Written problem
Only the lines holding the string "assistant" are needed. Copy each one.

◆ ◆ ◆ ◆ ◆

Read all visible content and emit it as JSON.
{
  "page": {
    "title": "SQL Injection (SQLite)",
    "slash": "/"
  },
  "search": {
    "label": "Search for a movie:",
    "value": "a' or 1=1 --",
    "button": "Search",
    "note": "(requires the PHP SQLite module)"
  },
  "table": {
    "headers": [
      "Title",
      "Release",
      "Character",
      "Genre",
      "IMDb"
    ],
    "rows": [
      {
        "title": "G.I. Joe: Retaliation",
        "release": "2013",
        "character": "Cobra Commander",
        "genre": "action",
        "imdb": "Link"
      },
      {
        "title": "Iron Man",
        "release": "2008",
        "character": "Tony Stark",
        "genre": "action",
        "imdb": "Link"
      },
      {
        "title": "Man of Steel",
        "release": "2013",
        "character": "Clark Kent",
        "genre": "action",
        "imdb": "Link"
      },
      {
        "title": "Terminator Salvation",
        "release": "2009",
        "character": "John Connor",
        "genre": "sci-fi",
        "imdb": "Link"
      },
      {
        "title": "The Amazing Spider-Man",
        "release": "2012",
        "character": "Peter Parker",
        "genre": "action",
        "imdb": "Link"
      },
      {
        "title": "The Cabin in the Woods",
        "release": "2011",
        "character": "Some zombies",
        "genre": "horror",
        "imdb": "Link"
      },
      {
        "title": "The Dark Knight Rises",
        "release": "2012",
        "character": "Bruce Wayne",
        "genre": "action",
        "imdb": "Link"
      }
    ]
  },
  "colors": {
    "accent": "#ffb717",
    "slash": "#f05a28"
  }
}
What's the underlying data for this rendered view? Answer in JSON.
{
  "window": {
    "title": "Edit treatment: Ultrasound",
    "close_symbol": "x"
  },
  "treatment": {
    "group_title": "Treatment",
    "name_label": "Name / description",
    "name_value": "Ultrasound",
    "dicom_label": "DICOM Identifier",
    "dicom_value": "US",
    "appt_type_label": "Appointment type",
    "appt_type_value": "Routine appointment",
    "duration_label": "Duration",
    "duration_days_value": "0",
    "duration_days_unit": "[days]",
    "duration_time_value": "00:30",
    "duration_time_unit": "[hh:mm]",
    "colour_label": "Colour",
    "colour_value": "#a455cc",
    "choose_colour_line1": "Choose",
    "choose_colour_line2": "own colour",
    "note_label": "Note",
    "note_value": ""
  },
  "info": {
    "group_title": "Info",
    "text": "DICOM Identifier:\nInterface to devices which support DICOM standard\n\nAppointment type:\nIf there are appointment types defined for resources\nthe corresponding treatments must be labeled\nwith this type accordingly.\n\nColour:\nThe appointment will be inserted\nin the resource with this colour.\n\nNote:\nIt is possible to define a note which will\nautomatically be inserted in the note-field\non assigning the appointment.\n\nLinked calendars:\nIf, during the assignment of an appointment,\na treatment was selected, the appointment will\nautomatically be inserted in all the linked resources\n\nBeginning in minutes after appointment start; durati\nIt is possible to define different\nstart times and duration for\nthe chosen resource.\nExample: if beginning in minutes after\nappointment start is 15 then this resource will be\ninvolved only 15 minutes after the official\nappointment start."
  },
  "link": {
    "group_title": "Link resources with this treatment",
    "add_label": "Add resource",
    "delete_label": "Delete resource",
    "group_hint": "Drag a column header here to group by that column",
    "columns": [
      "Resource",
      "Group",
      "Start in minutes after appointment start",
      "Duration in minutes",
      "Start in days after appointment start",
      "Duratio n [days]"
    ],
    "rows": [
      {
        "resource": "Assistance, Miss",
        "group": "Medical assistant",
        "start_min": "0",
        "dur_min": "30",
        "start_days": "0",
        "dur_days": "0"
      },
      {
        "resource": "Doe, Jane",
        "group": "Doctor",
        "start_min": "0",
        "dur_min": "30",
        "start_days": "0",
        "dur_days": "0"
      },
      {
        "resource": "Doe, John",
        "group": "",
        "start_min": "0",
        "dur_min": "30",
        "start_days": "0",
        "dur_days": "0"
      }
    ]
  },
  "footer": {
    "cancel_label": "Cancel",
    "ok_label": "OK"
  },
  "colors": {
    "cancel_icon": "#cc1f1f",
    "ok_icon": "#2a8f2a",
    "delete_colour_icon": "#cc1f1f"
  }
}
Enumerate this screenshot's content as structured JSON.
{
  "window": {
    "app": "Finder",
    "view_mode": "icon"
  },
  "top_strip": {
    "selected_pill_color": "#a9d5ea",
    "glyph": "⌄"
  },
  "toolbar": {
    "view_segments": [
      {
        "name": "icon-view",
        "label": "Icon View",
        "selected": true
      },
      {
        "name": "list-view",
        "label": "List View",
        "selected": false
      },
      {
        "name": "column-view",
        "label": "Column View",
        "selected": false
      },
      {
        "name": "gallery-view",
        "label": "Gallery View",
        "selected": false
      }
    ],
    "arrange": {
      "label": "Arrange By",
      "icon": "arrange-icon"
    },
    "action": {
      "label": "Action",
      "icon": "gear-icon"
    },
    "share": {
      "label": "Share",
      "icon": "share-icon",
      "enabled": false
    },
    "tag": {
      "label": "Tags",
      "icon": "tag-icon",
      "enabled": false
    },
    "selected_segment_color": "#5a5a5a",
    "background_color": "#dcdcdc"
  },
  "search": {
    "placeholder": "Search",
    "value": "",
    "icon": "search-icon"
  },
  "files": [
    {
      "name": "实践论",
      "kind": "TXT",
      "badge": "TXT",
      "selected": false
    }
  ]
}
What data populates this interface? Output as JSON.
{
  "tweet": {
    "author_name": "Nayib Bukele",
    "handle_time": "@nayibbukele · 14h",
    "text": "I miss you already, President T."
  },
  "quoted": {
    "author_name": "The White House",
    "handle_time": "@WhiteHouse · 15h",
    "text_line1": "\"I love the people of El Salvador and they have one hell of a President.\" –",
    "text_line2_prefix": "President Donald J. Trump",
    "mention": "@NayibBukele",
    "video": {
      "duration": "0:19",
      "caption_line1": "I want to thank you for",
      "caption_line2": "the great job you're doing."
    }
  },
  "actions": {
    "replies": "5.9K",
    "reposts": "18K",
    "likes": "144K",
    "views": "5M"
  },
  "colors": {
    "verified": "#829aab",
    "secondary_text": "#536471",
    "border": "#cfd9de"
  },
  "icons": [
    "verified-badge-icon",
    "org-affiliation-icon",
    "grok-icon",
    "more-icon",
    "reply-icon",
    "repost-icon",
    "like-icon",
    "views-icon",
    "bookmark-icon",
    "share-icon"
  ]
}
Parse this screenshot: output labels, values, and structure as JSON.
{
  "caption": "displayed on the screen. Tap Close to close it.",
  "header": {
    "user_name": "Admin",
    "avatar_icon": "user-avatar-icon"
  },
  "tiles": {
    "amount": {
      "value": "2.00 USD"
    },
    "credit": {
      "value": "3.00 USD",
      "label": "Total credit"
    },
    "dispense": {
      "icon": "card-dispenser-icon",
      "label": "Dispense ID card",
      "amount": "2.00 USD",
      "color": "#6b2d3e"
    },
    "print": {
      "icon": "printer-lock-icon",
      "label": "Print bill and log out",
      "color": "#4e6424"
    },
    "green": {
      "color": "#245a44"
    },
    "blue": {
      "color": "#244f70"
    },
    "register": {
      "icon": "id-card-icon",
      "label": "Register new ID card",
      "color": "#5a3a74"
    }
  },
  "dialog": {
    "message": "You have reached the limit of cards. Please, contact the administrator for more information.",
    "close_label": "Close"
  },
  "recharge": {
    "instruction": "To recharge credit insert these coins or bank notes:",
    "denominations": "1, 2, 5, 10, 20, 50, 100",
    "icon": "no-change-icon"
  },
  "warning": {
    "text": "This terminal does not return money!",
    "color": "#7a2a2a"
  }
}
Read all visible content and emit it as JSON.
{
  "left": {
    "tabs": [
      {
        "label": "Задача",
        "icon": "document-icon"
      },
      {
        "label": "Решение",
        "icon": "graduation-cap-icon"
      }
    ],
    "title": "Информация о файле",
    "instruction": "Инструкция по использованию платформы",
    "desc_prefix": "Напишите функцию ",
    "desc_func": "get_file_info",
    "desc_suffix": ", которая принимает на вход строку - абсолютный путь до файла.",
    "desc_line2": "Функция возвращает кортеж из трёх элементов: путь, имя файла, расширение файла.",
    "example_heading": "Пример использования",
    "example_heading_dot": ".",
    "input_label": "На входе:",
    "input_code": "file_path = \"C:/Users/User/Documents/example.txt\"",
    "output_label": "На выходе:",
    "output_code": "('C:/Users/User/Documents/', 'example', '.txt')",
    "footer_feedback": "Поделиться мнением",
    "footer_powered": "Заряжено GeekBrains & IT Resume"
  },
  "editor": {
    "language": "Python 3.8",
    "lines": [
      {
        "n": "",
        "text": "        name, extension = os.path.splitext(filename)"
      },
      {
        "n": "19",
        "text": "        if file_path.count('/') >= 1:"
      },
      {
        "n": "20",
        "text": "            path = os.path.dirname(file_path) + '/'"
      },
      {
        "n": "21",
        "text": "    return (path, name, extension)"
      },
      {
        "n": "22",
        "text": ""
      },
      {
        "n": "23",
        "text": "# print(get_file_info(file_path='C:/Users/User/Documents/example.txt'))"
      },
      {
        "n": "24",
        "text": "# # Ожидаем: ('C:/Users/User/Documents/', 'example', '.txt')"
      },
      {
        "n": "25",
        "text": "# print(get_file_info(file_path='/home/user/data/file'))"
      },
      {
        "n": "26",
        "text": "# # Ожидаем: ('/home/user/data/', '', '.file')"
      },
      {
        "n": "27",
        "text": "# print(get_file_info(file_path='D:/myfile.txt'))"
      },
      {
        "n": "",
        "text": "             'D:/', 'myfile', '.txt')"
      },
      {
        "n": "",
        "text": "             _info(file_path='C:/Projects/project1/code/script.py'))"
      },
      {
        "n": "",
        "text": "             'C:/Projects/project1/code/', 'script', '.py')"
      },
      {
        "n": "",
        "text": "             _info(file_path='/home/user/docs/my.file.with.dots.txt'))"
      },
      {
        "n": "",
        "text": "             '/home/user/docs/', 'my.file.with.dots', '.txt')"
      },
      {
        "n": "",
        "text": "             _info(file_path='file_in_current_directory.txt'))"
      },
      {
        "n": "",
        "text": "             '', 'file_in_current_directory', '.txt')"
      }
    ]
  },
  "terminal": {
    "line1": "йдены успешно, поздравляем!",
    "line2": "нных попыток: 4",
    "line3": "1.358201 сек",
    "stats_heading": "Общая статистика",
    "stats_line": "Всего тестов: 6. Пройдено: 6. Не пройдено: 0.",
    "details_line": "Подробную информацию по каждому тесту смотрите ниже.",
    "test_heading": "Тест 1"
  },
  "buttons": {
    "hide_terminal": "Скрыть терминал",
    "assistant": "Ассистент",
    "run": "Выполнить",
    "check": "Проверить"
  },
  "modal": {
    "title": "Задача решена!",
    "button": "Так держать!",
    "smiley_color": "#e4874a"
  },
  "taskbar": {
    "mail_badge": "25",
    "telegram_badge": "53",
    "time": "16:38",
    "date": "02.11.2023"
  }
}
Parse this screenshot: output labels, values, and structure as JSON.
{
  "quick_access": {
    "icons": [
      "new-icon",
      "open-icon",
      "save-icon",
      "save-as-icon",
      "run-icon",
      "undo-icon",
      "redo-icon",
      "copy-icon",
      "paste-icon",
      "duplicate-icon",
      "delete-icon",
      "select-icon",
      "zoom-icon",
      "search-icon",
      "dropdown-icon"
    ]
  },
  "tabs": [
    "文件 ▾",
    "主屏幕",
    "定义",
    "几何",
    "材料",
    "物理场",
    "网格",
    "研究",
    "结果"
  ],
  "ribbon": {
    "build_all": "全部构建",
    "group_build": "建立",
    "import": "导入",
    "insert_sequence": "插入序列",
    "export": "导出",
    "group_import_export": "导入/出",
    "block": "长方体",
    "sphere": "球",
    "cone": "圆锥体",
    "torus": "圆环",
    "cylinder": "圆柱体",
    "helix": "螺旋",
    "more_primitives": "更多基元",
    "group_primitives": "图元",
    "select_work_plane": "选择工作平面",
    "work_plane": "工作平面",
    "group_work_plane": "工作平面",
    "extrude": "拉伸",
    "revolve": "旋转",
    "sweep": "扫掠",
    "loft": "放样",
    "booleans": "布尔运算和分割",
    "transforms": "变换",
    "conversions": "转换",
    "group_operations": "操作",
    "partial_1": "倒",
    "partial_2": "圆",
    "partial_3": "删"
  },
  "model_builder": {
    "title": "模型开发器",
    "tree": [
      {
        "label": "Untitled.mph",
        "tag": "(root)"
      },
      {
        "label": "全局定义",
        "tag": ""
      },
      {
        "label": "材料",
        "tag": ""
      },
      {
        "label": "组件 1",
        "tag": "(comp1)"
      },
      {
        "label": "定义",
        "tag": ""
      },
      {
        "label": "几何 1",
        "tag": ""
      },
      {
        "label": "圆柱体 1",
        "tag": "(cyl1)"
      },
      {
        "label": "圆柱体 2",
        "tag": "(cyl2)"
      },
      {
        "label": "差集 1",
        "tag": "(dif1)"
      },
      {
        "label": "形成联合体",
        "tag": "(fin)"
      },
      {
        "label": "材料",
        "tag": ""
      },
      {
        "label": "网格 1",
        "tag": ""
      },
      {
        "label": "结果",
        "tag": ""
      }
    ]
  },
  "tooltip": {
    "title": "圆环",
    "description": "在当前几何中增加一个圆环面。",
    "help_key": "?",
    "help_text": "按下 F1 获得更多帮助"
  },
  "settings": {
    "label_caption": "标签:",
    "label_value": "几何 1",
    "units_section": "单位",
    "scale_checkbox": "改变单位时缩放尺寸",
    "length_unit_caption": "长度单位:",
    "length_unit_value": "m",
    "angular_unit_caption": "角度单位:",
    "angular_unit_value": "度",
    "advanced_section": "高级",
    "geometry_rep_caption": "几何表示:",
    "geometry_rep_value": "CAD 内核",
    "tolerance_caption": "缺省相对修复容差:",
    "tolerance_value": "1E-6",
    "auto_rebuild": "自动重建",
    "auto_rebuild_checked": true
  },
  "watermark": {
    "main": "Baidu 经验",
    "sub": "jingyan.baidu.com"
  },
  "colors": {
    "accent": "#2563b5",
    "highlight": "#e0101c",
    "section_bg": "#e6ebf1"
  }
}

◆ ◆ ◆ ◆ ◆

Answer to the problem
        "group": "Medical assistant",
    "assistant": "Ассистент",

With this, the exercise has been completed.